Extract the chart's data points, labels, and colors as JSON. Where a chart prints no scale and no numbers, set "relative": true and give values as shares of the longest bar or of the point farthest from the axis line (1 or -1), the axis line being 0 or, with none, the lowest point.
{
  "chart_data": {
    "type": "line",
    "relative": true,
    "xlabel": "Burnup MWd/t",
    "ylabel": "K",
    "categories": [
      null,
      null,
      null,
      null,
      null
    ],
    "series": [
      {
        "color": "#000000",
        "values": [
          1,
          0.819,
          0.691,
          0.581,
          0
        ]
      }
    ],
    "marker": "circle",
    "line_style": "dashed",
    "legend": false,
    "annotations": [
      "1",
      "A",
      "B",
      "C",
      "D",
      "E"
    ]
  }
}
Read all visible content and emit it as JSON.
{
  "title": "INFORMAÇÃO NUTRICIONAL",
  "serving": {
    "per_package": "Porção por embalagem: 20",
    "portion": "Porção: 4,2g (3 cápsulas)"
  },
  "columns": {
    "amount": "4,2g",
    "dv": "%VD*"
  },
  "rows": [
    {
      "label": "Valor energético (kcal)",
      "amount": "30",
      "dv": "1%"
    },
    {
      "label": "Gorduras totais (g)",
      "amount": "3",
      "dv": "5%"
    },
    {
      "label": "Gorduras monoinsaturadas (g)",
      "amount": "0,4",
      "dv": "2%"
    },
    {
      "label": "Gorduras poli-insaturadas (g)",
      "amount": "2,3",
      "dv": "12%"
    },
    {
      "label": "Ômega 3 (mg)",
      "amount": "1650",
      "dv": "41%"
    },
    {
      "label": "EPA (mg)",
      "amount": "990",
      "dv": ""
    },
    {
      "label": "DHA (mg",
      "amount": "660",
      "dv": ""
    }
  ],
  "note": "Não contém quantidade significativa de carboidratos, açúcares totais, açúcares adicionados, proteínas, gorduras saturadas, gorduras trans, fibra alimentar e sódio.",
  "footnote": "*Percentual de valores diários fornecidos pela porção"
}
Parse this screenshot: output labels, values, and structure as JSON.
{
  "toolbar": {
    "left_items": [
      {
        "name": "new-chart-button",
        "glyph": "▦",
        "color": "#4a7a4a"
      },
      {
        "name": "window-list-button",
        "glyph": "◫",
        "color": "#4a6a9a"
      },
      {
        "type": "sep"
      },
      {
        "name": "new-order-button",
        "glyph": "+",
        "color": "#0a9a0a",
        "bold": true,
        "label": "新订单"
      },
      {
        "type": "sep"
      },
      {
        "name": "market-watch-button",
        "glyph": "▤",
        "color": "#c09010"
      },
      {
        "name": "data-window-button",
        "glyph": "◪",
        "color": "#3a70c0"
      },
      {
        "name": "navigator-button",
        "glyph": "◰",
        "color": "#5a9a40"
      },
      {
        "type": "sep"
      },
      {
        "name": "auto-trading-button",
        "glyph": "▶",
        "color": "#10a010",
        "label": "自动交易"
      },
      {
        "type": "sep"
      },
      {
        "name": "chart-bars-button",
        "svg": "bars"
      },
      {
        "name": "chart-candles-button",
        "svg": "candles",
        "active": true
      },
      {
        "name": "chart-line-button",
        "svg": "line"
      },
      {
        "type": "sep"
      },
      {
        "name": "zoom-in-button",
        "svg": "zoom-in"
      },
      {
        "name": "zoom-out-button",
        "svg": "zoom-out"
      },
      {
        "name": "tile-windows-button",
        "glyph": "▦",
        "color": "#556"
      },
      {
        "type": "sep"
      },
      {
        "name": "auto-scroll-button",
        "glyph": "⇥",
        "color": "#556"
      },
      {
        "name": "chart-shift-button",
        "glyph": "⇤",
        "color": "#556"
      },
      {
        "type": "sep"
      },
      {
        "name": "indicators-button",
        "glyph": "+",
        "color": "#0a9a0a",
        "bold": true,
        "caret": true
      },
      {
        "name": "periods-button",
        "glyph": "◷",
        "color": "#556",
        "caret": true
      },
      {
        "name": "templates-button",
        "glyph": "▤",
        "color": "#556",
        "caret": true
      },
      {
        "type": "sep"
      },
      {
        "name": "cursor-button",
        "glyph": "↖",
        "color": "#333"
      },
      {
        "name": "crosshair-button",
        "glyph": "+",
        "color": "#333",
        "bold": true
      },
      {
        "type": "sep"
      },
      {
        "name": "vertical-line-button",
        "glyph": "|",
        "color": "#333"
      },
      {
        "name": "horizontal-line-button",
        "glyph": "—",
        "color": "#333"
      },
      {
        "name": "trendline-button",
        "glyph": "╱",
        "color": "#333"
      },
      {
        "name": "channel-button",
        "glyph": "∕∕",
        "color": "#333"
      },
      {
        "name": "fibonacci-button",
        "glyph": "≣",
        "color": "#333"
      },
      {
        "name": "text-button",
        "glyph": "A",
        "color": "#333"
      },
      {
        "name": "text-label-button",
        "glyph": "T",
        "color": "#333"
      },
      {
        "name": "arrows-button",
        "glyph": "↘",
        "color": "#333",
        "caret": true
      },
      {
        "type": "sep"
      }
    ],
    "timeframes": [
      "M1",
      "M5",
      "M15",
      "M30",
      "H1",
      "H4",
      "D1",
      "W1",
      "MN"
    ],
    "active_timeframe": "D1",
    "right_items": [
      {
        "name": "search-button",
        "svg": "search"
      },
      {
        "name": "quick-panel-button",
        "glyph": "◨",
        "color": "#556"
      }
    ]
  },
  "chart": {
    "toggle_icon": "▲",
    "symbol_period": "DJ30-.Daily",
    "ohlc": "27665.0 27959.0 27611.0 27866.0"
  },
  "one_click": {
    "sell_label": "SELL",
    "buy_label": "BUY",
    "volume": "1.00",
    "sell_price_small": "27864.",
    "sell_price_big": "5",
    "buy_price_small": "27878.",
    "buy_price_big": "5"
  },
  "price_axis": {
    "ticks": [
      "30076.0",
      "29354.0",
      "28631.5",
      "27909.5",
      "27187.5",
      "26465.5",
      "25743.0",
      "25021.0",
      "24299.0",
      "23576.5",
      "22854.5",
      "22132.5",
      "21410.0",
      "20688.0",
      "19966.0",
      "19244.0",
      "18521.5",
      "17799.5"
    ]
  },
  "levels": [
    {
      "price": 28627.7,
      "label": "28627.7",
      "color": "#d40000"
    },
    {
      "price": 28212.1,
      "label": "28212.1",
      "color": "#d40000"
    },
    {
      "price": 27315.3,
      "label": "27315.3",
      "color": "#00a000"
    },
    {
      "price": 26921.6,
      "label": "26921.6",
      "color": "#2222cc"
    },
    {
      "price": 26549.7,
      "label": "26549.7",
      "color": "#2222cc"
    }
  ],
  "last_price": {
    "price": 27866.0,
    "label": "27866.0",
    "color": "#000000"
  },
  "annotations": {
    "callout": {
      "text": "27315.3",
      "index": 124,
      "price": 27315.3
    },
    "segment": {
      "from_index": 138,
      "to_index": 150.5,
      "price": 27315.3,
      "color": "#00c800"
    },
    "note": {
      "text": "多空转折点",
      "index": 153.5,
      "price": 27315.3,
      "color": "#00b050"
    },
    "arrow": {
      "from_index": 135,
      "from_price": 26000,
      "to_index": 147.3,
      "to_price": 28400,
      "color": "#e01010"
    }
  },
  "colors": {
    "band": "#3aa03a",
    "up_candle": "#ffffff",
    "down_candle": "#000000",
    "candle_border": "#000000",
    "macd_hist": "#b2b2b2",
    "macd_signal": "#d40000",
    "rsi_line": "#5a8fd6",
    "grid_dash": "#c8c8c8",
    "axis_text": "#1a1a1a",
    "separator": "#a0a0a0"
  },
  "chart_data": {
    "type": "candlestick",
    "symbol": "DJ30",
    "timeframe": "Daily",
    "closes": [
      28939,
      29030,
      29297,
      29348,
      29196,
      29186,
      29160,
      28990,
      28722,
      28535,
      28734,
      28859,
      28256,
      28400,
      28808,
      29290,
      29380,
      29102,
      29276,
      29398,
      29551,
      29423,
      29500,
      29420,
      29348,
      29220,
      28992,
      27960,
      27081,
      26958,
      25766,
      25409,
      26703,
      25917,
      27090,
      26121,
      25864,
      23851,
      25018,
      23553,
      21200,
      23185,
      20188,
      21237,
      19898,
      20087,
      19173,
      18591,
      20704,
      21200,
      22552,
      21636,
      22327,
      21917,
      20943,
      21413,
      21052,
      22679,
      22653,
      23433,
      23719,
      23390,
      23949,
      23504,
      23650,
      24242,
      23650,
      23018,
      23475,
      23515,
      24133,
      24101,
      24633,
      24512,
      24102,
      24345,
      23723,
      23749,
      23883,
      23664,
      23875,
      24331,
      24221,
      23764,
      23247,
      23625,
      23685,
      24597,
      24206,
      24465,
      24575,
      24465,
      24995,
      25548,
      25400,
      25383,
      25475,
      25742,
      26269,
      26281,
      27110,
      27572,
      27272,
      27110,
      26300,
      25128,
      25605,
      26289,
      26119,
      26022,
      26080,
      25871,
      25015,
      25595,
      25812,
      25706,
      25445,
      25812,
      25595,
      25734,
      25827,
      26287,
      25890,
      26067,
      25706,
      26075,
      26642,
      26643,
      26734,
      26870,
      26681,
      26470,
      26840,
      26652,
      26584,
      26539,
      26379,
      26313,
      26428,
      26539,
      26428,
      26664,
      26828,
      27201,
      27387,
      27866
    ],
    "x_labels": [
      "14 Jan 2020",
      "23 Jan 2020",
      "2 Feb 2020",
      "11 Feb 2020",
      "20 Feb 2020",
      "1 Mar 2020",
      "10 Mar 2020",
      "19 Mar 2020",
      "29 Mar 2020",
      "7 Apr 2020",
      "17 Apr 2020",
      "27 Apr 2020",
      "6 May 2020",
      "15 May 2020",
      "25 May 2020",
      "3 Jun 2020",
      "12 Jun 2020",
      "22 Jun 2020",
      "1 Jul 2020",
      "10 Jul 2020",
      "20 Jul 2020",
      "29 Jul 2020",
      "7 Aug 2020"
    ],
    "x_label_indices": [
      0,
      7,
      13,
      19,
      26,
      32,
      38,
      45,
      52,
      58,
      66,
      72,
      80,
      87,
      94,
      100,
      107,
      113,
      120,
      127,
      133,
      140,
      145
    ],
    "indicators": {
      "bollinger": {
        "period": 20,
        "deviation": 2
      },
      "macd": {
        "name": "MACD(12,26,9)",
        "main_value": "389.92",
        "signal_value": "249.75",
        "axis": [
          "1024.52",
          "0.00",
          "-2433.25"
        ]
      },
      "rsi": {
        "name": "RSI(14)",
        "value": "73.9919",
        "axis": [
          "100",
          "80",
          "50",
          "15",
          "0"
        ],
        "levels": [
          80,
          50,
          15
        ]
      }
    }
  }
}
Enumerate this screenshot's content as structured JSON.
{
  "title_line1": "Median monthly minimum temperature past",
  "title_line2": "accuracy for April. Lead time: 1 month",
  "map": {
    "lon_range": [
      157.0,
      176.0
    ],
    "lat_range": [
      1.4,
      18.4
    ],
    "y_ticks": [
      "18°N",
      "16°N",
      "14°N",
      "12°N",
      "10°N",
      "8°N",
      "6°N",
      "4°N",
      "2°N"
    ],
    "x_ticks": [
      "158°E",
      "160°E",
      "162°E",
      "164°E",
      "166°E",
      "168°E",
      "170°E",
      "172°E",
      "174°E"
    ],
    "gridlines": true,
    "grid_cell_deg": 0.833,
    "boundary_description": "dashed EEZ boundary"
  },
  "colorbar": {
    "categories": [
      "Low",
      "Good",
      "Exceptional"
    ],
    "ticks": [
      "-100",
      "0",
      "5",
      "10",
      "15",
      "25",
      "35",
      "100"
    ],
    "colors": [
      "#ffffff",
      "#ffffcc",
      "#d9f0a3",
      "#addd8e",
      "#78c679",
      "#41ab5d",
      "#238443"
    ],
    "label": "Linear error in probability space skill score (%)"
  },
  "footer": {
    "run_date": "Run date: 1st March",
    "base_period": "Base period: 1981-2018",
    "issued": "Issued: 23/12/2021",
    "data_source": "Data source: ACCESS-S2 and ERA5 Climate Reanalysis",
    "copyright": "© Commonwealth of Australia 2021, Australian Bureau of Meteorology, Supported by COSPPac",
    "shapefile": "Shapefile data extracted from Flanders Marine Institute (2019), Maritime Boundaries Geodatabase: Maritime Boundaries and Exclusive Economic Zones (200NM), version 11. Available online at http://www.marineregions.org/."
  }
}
=-=-=-=-=
Work through the records line by line and tally those holding "Daily". Reply with the number alone.

> _OUTPUT BELOW_: 2